::: Supplied data :::
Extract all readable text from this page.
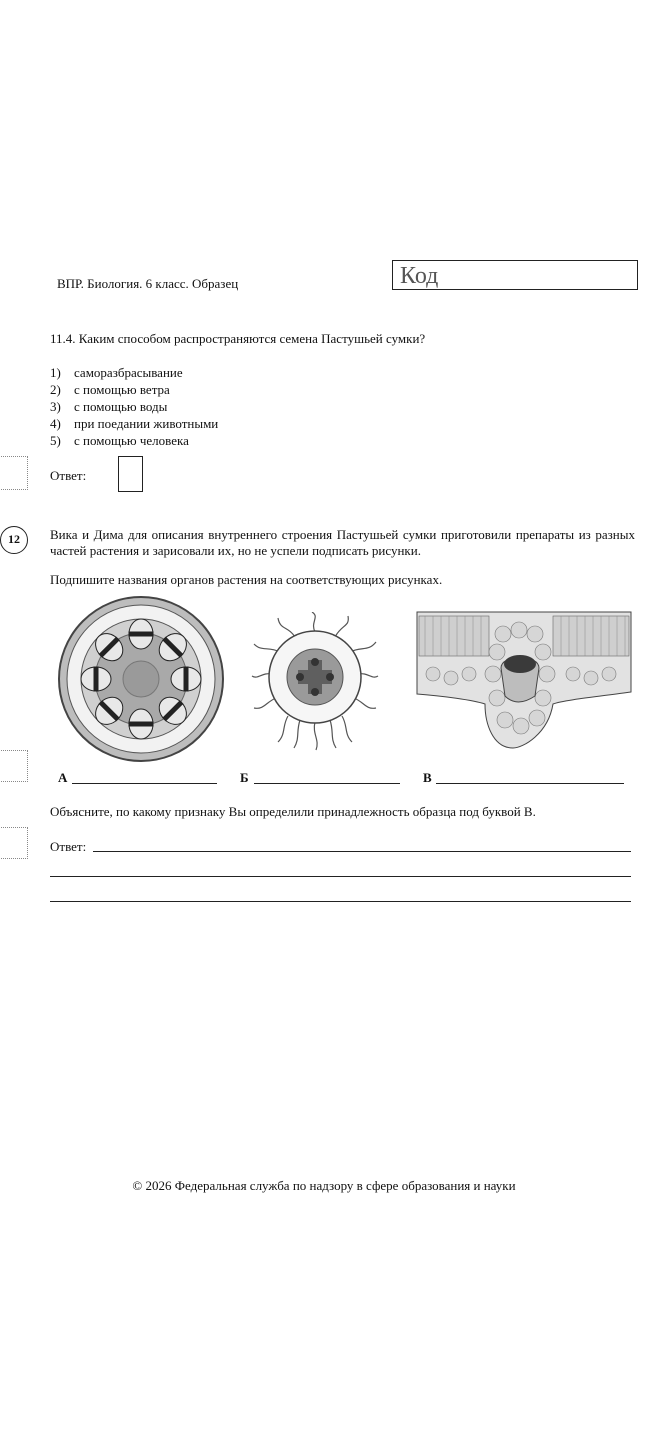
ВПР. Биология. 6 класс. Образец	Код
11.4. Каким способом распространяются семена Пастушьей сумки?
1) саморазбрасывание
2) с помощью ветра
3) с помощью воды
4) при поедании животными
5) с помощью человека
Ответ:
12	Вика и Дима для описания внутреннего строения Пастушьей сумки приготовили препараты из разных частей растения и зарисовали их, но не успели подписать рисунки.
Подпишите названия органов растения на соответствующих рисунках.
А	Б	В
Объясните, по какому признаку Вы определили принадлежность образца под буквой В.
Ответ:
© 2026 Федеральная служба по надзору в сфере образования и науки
:::
## What is required
Transcribe all entries above exactly. Drop the pictures.

## Complete response
Extract all readable text from this page.
ВПР. Биология. 6 класс. Образец	Код
11.4. Каким способом распространяются семена Пастушьей сумки?
1) саморазбрасывание
2) с помощью ветра
3) с помощью воды
4) при поедании животными
5) с помощью человека
Ответ:
12	Вика и Дима для описания внутреннего строения Пастушьей сумки приготовили препараты из разных частей растения и зарисовали их, но не успели подписать рисунки.
Подпишите названия органов растения на соответствующих рисунках.
А	Б	В
Объясните, по какому признаку Вы определили принадлежность образца под буквой В.
Ответ:
© 2026 Федеральная служба по надзору в сфере образования и науки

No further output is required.